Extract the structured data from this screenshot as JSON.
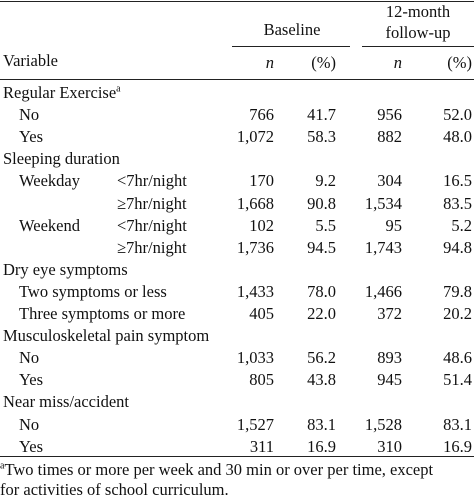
{
  "header": {
    "baseline": "Baseline",
    "followup_line1": "12-month",
    "followup_line2": "follow-up",
    "variable": "Variable",
    "n": "n",
    "pct": "(%)"
  },
  "rows": [
    {
      "type": "section",
      "label": "Regular Exercise",
      "sup": "a"
    },
    {
      "type": "data",
      "label": "No",
      "sub": "",
      "bn": "766",
      "bp": "41.7",
      "fn": "956",
      "fp": "52.0"
    },
    {
      "type": "data",
      "label": "Yes",
      "sub": "",
      "bn": "1,072",
      "bp": "58.3",
      "fn": "882",
      "fp": "48.0"
    },
    {
      "type": "section",
      "label": "Sleeping duration",
      "sup": ""
    },
    {
      "type": "data",
      "label": "Weekday",
      "sub": "<7hr/night",
      "bn": "170",
      "bp": "9.2",
      "fn": "304",
      "fp": "16.5"
    },
    {
      "type": "data",
      "label": "",
      "sub": "≥7hr/night",
      "bn": "1,668",
      "bp": "90.8",
      "fn": "1,534",
      "fp": "83.5"
    },
    {
      "type": "data",
      "label": "Weekend",
      "sub": "<7hr/night",
      "bn": "102",
      "bp": "5.5",
      "fn": "95",
      "fp": "5.2"
    },
    {
      "type": "data",
      "label": "",
      "sub": "≥7hr/night",
      "bn": "1,736",
      "bp": "94.5",
      "fn": "1,743",
      "fp": "94.8"
    },
    {
      "type": "section",
      "label": "Dry eye symptoms",
      "sup": ""
    },
    {
      "type": "data",
      "label": "Two symptoms or less",
      "sub": "",
      "bn": "1,433",
      "bp": "78.0",
      "fn": "1,466",
      "fp": "79.8"
    },
    {
      "type": "data",
      "label": "Three symptoms or more",
      "sub": "",
      "bn": "405",
      "bp": "22.0",
      "fn": "372",
      "fp": "20.2"
    },
    {
      "type": "section",
      "label": "Musculoskeletal pain symptom",
      "sup": ""
    },
    {
      "type": "data",
      "label": "No",
      "sub": "",
      "bn": "1,033",
      "bp": "56.2",
      "fn": "893",
      "fp": "48.6"
    },
    {
      "type": "data",
      "label": "Yes",
      "sub": "",
      "bn": "805",
      "bp": "43.8",
      "fn": "945",
      "fp": "51.4"
    },
    {
      "type": "section",
      "label": "Near miss/accident",
      "sup": ""
    },
    {
      "type": "data",
      "label": "No",
      "sub": "",
      "bn": "1,527",
      "bp": "83.1",
      "fn": "1,528",
      "fp": "83.1"
    },
    {
      "type": "data",
      "label": "Yes",
      "sub": "",
      "bn": "311",
      "bp": "16.9",
      "fn": "310",
      "fp": "16.9"
    }
  ],
  "footnote": {
    "marker": "a",
    "line1": "Two times or more per week and 30 min or over per time, except",
    "line2": "for activities of school curriculum."
  }
}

* **The request**: Leave the images out, please, and restate each line word for word.

* **Task response**:
Extract the structured data from this screenshot as JSON.
{
  "header": {
    "baseline": "Baseline",
    "followup_line1": "12-month",
    "followup_line2": "follow-up",
    "variable": "Variable",
    "n": "n",
    "pct": "(%)"
  },
  "rows": [
    {
      "type": "section",
      "label": "Regular Exercise",
      "sup": "a"
    },
    {
      "type": "data",
      "label": "No",
      "sub": "",
      "bn": "766",
      "bp": "41.7",
      "fn": "956",
      "fp": "52.0"
    },
    {
      "type": "data",
      "label": "Yes",
      "sub": "",
      "bn": "1,072",
      "bp": "58.3",
      "fn": "882",
      "fp": "48.0"
    },
    {
      "type": "section",
      "label": "Sleeping duration",
      "sup": ""
    },
    {
      "type": "data",
      "label": "Weekday",
      "sub": "<7hr/night",
      "bn": "170",
      "bp": "9.2",
      "fn": "304",
      "fp": "16.5"
    },
    {
      "type": "data",
      "label": "",
      "sub": "≥7hr/night",
      "bn": "1,668",
      "bp": "90.8",
      "fn": "1,534",
      "fp": "83.5"
    },
    {
      "type": "data",
      "label": "Weekend",
      "sub": "<7hr/night",
      "bn": "102",
      "bp": "5.5",
      "fn": "95",
      "fp": "5.2"
    },
    {
      "type": "data",
      "label": "",
      "sub": "≥7hr/night",
      "bn": "1,736",
      "bp": "94.5",
      "fn": "1,743",
      "fp": "94.8"
    },
    {
      "type": "section",
      "label": "Dry eye symptoms",
      "sup": ""
    },
    {
      "type": "data",
      "label": "Two symptoms or less",
      "sub": "",
      "bn": "1,433",
      "bp": "78.0",
      "fn": "1,466",
      "fp": "79.8"
    },
    {
      "type": "data",
      "label": "Three symptoms or more",
      "sub": "",
      "bn": "405",
      "bp": "22.0",
      "fn": "372",
      "fp": "20.2"
    },
    {
      "type": "section",
      "label": "Musculoskeletal pain symptom",
      "sup": ""
    },
    {
      "type": "data",
      "label": "No",
      "sub": "",
      "bn": "1,033",
      "bp": "56.2",
      "fn": "893",
      "fp": "48.6"
    },
    {
      "type": "data",
      "label": "Yes",
      "sub": "",
      "bn": "805",
      "bp": "43.8",
      "fn": "945",
      "fp": "51.4"
    },
    {
      "type": "section",
      "label": "Near miss/accident",
      "sup": ""
    },
    {
      "type": "data",
      "label": "No",
      "sub": "",
      "bn": "1,527",
      "bp": "83.1",
      "fn": "1,528",
      "fp": "83.1"
    },
    {
      "type": "data",
      "label": "Yes",
      "sub": "",
      "bn": "311",
      "bp": "16.9",
      "fn": "310",
      "fp": "16.9"
    }
  ],
  "footnote": {
    "marker": "a",
    "line1": "Two times or more per week and 30 min or over per time, except",
    "line2": "for activities of school curriculum."
  }
}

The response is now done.